### SOURCE PASSAGE
* Start *

Secure by Design — Orkestra

The typical pattern for security in infrastructure tooling is additive: build the system first, then restrict what it can do. Add a flag to disable the admin endpoint. Strip permissions in the production role. Document which commands are “for development only.” The result is a system that is secure if you remember to configure it correctly — and fragile everywhere you forget.

Orkestra inverts this. Security is not a layer added afterward. It is a property of the design — present by default at every layer, from the binaries that ship to the permissions they request to the rules that govern what reaches the cluster.

The goal is simple: the system should be trustworthy by construction, not by configuration.

The binary surface is minimal by construction

Orkestra ships three compiled binaries from a single codebase. Go build tags separate them at compile time — not behind a flag, not at runtime.

Binary	What it can do
`ork` (developer CLI)	Everything — validate, generate, simulate, e2e, template, init, run
`ork` (runtime, `//go:build runtime`)	`ork run` only
`ork-gateway` (gateway, `//go:build gateway`)	`ork gate` only

The runtime binary cannot generate RBAC bundles. It cannot scaffold operators. It cannot enumerate registered CRDs or exfiltrate Katalog definitions. That code does not exist in the binary.

This is a structural guarantee, not a permissions check. A permissions check can be misconfigured. A compile-time exclusion cannot.

* End *

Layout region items
* Start *

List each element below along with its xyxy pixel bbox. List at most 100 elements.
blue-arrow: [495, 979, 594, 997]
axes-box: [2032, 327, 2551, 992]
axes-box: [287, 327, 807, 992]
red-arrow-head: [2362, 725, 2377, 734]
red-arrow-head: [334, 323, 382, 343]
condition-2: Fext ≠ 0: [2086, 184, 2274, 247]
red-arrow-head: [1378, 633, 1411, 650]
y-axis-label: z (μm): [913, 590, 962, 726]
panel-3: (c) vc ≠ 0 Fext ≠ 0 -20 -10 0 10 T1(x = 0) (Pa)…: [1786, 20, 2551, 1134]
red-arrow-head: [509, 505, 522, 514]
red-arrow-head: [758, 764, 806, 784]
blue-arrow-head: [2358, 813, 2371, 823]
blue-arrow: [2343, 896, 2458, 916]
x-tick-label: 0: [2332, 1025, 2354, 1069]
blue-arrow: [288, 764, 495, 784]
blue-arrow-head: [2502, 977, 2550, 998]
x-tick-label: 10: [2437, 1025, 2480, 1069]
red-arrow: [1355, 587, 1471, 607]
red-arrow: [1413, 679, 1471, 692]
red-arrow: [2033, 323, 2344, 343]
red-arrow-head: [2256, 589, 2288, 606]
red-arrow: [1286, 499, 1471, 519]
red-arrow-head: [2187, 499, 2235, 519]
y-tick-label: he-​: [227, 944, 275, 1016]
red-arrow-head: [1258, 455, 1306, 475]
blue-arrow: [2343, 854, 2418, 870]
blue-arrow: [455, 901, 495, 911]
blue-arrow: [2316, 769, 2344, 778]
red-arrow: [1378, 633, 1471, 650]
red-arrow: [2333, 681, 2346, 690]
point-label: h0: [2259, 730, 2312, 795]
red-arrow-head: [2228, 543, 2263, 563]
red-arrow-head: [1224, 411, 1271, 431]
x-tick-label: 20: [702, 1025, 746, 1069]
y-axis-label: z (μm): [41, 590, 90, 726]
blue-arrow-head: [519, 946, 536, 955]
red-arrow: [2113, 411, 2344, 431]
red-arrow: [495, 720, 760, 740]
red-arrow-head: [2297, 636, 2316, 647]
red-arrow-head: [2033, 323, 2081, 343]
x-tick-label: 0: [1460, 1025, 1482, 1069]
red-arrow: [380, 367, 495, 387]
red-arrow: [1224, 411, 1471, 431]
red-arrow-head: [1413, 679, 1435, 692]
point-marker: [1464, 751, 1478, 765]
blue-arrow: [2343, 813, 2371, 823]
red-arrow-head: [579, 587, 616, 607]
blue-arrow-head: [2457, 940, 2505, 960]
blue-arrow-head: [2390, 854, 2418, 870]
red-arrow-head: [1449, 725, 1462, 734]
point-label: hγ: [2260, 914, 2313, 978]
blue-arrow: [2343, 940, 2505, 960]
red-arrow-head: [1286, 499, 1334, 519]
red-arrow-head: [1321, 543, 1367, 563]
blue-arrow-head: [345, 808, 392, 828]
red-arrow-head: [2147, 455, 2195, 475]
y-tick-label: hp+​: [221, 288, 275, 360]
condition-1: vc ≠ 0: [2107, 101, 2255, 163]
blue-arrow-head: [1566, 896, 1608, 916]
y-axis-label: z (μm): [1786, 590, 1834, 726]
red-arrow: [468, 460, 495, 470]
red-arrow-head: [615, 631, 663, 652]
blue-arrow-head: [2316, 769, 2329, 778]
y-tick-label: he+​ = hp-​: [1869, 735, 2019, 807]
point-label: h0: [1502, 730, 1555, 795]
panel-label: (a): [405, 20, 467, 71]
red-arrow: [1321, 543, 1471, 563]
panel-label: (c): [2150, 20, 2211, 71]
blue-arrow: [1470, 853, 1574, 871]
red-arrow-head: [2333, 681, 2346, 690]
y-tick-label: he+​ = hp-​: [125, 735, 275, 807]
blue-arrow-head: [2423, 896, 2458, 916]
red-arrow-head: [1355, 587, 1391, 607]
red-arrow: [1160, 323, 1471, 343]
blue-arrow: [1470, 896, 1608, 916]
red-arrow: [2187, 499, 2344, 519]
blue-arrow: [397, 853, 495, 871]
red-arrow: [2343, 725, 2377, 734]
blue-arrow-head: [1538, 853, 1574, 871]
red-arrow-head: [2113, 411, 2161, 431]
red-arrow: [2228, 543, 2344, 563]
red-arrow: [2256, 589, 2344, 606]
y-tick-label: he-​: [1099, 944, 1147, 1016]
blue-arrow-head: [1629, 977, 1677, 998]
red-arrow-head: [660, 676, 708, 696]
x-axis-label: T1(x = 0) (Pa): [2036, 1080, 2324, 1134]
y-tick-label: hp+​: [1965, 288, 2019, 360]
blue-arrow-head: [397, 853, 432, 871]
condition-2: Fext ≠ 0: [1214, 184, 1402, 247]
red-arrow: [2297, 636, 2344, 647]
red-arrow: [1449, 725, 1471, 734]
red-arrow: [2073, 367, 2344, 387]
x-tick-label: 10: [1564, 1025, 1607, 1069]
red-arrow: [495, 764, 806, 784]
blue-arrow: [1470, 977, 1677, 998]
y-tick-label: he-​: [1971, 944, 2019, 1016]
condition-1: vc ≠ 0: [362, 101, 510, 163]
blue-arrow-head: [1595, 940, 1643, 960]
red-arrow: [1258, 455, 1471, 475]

* End *

### PROBLEM REQUIREMENTS
From the Orkestra security passage, set down word for word the part that opens with the words containing "The typical pattern" and closes with "not at runtime.".

### RESULT BELOW
The typical pattern for security in infrastructure tooling is additive: build the system first, then restrict what it can do. Add a flag to disable the admin endpoint. Strip permissions in the production role. Document which commands are “for development only.” The result is a system that is secure if you remember to configure it correctly — and fragile everywhere you forget.

Orkestra inverts this. Security is not a layer added afterward. It is a property of the design — present by default at every layer, from the binaries that ship to the permissions they request to the rules that govern what reaches the cluster.

The goal is simple: the system should be trustworthy by construction, not by configuration.

The binary surface is minimal by construction

Orkestra ships three compiled binaries from a single codebase. Go build tags separate them at compile time — not behind a flag, not at runtime.